== RECORDS TO USE ==

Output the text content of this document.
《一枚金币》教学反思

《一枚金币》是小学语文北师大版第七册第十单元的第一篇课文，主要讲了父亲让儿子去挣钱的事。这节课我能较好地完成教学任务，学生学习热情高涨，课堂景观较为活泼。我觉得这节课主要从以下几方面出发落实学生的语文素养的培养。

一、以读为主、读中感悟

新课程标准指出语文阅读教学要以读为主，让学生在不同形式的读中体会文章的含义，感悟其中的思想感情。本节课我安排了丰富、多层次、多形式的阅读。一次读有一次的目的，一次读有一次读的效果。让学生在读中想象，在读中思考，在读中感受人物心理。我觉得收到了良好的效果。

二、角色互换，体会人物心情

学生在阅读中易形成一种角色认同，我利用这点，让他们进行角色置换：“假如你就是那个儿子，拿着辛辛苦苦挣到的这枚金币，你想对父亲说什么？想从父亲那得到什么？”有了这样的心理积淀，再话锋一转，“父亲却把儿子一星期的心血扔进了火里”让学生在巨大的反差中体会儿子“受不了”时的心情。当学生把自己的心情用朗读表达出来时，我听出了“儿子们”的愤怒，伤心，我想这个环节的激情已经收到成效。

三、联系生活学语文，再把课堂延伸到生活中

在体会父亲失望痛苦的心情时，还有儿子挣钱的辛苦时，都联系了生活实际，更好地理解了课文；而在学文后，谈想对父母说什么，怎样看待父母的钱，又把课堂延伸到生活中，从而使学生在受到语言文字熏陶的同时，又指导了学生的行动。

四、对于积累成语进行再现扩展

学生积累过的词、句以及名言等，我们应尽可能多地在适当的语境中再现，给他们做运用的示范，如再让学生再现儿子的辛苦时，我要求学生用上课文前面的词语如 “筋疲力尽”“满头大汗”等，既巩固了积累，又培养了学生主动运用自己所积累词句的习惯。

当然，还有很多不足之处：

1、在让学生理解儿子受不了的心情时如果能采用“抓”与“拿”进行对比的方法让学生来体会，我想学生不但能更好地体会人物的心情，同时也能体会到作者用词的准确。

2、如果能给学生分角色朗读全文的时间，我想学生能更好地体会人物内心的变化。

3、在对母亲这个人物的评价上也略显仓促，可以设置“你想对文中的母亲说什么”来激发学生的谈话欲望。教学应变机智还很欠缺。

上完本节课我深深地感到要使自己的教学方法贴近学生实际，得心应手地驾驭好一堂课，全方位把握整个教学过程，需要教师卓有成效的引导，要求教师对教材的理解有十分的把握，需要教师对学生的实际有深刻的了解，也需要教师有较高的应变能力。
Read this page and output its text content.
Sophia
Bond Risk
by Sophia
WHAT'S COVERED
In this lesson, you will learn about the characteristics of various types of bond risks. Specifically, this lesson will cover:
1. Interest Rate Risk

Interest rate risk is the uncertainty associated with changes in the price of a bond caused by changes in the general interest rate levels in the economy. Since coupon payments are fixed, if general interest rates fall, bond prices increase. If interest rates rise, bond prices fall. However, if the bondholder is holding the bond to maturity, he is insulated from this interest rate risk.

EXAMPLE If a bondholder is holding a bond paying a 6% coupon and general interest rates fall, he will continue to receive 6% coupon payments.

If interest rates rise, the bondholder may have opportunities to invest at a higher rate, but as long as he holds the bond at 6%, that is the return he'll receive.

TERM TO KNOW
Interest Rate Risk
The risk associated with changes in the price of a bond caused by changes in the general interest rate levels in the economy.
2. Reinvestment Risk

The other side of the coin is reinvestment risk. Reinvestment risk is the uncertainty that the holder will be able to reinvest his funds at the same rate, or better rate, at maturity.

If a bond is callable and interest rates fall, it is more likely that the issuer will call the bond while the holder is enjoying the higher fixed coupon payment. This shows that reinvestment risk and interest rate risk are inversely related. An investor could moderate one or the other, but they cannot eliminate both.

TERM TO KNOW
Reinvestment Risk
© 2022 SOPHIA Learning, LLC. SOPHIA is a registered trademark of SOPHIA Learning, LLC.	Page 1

===

** TASK REQUIREMENTS **
Reproduce the full set of records precisely.

** SOLUTION **
Output the text content of this document.
《一枚金币》教学反思

《一枚金币》是小学语文北师大版第七册第十单元的第一篇课文，主要讲了父亲让儿子去挣钱的事。这节课我能较好地完成教学任务，学生学习热情高涨，课堂景观较为活泼。我觉得这节课主要从以下几方面出发落实学生的语文素养的培养。

一、以读为主、读中感悟

新课程标准指出语文阅读教学要以读为主，让学生在不同形式的读中体会文章的含义，感悟其中的思想感情。本节课我安排了丰富、多层次、多形式的阅读。一次读有一次的目的，一次读有一次读的效果。让学生在读中想象，在读中思考，在读中感受人物心理。我觉得收到了良好的效果。

二、角色互换，体会人物心情

学生在阅读中易形成一种角色认同，我利用这点，让他们进行角色置换：“假如你就是那个儿子，拿着辛辛苦苦挣到的这枚金币，你想对父亲说什么？想从父亲那得到什么？”有了这样的心理积淀，再话锋一转，“父亲却把儿子一星期的心血扔进了火里”让学生在巨大的反差中体会儿子“受不了”时的心情。当学生把自己的心情用朗读表达出来时，我听出了“儿子们”的愤怒，伤心，我想这个环节的激情已经收到成效。

三、联系生活学语文，再把课堂延伸到生活中

在体会父亲失望痛苦的心情时，还有儿子挣钱的辛苦时，都联系了生活实际，更好地理解了课文；而在学文后，谈想对父母说什么，怎样看待父母的钱，又把课堂延伸到生活中，从而使学生在受到语言文字熏陶的同时，又指导了学生的行动。

四、对于积累成语进行再现扩展

学生积累过的词、句以及名言等，我们应尽可能多地在适当的语境中再现，给他们做运用的示范，如再让学生再现儿子的辛苦时，我要求学生用上课文前面的词语如 “筋疲力尽”“满头大汗”等，既巩固了积累，又培养了学生主动运用自己所积累词句的习惯。

当然，还有很多不足之处：

1、在让学生理解儿子受不了的心情时如果能采用“抓”与“拿”进行对比的方法让学生来体会，我想学生不但能更好地体会人物的心情，同时也能体会到作者用词的准确。

2、如果能给学生分角色朗读全文的时间，我想学生能更好地体会人物内心的变化。

3、在对母亲这个人物的评价上也略显仓促，可以设置“你想对文中的母亲说什么”来激发学生的谈话欲望。教学应变机智还很欠缺。

上完本节课我深深地感到要使自己的教学方法贴近学生实际，得心应手地驾驭好一堂课，全方位把握整个教学过程，需要教师卓有成效的引导，要求教师对教材的理解有十分的把握，需要教师对学生的实际有深刻的了解，也需要教师有较高的应变能力。
Read this page and output its text content.
Sophia
Bond Risk
by Sophia
WHAT'S COVERED
In this lesson, you will learn about the characteristics of various types of bond risks. Specifically, this lesson will cover:
1. Interest Rate Risk

Interest rate risk is the uncertainty associated with changes in the price of a bond caused by changes in the general interest rate levels in the economy. Since coupon payments are fixed, if general interest rates fall, bond prices increase. If interest rates rise, bond prices fall. However, if the bondholder is holding the bond to maturity, he is insulated from this interest rate risk.

EXAMPLE If a bondholder is holding a bond paying a 6% coupon and general interest rates fall, he will continue to receive 6% coupon payments.

If interest rates rise, the bondholder may have opportunities to invest at a higher rate, but as long as he holds the bond at 6%, that is the return he'll receive.

TERM TO KNOW
Interest Rate Risk
The risk associated with changes in the price of a bond caused by changes in the general interest rate levels in the economy.
2. Reinvestment Risk

The other side of the coin is reinvestment risk. Reinvestment risk is the uncertainty that the holder will be able to reinvest his funds at the same rate, or better rate, at maturity.

If a bond is callable and interest rates fall, it is more likely that the issuer will call the bond while the holder is enjoying the higher fixed coupon payment. This shows that reinvestment risk and interest rate risk are inversely related. An investor could moderate one or the other, but they cannot eliminate both.

TERM TO KNOW
Reinvestment Risk
© 2022 SOPHIA Learning, LLC. SOPHIA is a registered trademark of SOPHIA Learning, LLC.	Page 1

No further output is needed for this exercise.